----- SUPPLIED PASSAGE -----
I want to calculate the cosine similarity of two lists like following:

A = [u'home (private)', u'bank', u'bank', u'building(condo/apartment)','factory']

B = [u'home (private)', u'school', u'bank', u'shopping mall']

I know the cosine similarity of A and B should be

3/(sqrt(7)*sqrt(4)).

I try to reform the lists into forms like 'home bank bank building factory', which looks like a sentence, however, some elements (e.g. home (private)) have blank space in itself and some elements have brackets so I find it difficult to calculate the word occurrence.

Do you know how to calculate the word occurrence in this complicated list, so that for list B, word occurrence can be represented as

{'home (private):1, 'school':1, 'bank': 1, 'shopping mall':1}? 

Or do you know how to calculate the cosine similarity of these two lists?

Thank you very much

from collections import Counter

# word-lists to compare
a = [u'home (private)', u'bank', u'bank', u'building(condo/apartment)','factory']
b = [u'home (private)', u'school', u'bank', u'shopping mall']

# count word occurrences
a_vals = Counter(a)
b_vals = Counter(b)

# convert to word-vectors
words  = list(a_vals.keys() | b_vals.keys())
----- PROVIDED ENTRIES -----
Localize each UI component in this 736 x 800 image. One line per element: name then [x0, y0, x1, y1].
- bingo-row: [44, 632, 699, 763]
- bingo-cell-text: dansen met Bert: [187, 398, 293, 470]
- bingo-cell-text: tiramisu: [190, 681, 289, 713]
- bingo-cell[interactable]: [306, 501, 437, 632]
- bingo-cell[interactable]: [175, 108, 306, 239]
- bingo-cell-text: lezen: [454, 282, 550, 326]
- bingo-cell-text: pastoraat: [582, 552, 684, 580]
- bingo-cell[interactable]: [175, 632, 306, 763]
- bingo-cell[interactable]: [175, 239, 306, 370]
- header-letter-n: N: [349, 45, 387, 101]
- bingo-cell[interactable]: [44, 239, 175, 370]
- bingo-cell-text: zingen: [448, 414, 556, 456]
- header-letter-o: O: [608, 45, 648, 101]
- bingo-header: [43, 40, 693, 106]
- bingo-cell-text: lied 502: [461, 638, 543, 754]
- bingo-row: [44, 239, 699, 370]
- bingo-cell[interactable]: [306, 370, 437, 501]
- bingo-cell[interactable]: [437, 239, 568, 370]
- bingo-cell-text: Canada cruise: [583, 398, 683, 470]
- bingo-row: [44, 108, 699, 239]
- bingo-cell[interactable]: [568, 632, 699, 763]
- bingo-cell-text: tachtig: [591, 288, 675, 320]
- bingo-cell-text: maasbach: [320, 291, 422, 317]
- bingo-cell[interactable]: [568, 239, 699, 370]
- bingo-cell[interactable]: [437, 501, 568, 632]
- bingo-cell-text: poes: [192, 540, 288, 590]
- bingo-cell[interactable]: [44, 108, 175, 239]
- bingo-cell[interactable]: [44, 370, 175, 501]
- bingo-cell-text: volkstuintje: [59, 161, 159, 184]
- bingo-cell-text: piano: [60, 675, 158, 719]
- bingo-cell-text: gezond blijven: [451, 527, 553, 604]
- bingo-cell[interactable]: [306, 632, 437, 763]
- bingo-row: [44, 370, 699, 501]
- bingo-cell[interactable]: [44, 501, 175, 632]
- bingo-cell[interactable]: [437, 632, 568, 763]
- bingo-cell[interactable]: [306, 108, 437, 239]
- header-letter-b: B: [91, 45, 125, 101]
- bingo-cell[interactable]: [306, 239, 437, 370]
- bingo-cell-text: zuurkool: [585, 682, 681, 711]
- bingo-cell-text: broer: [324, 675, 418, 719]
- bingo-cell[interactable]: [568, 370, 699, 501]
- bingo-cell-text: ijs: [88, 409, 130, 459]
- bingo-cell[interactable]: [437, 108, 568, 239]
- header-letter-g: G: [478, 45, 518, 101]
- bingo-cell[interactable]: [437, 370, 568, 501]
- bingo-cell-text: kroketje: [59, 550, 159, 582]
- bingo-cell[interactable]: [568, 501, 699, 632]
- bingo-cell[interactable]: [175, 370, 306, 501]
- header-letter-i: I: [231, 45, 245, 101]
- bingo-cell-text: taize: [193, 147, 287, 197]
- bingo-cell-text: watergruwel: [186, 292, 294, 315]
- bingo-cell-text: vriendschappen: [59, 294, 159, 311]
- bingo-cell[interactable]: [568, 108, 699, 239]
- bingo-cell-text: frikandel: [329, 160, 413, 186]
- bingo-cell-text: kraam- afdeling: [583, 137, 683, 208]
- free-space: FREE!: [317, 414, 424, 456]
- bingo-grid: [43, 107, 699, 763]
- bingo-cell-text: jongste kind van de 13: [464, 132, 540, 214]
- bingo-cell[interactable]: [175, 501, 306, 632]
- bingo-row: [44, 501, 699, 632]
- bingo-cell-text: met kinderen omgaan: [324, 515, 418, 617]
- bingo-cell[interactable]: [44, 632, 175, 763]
-----
▶ [SET TASK A]: Filter the listing, keeping every line that contains the string "header".
▶ [SET TASK B]: Proceed with the thread on cosine similarity of two word lists, picking up right after its last line.

▶ [EXPECTED OUTPUT A]:
- header-letter-n: N: [349, 45, 387, 101]
- header-letter-o: O: [608, 45, 648, 101]
- bingo-header: [43, 40, 693, 106]
- header-letter-b: B: [91, 45, 125, 101]
- header-letter-g: G: [478, 45, 518, 101]
- header-letter-i: I: [231, 45, 245, 101]

▶ [EXPECTED OUTPUT B]:
a_vect = [a_vals.get(word, 0) for word in words]        # [0, 0, 1, 1, 2, 1]
b_vect = [b_vals.get(word, 0) for word in words]        # [1, 1, 1, 0, 1, 0]

# find cosine
len_a  = sum(av*av for av in a_vect) ** 0.5             # sqrt(7)
len_b  = sum(bv*bv for bv in b_vect) ** 0.5             # sqrt(4)
dot    = sum(av*bv for av,bv in zip(a_vect, b_vect))    # 3
cosine = dot / (len_a * len_b)                          # 0.5669467

First build a dictionary (this is the technical term for a list of all distinct words in a set or corpus).

vocab = {}
i = 0

# loop through each list, find distinct words and map them to a
# unique number starting at zero

for word in A:
    if word not in vocab:
        vocab[word] = i
        i += 1


for word in B:
    if word not in vocab:
        vocab[word] = i
        i += 1

The vocab dictionary now maps each word to a unique number starting at zero. We'll use these numbers as indices into an array (or vector).

In the next step we'll create something called a term frequency vector for each input list. We're going to use a library called numpy here. It's a very popular way to do this sort of scientific computation. If you're interested in cosine similarity (or other machine learning techniques), it's worth your time.

import numpy as np

# create a numpy array (vector) for each input, filled with zeros
a = np.zeros(len(vocab))
b = np.zeros(len(vocab))

# loop through each input and create a corresponding vector for it
# this vector counts occurrences of each word in the dictionary

for word in A:
    index = vocab[word] # get index from dictionary
    a[index] += 1 # increment count for that index

for word in B:
    index = vocab[word]
    b[index] += 1

The final step is actual calculation of the cosine similarity.

# use numpy's dot product to calculate the cosine similarity
sim = np.dot(a, b) / np.sqrt(np.dot(a, a) * np.dot(b, b))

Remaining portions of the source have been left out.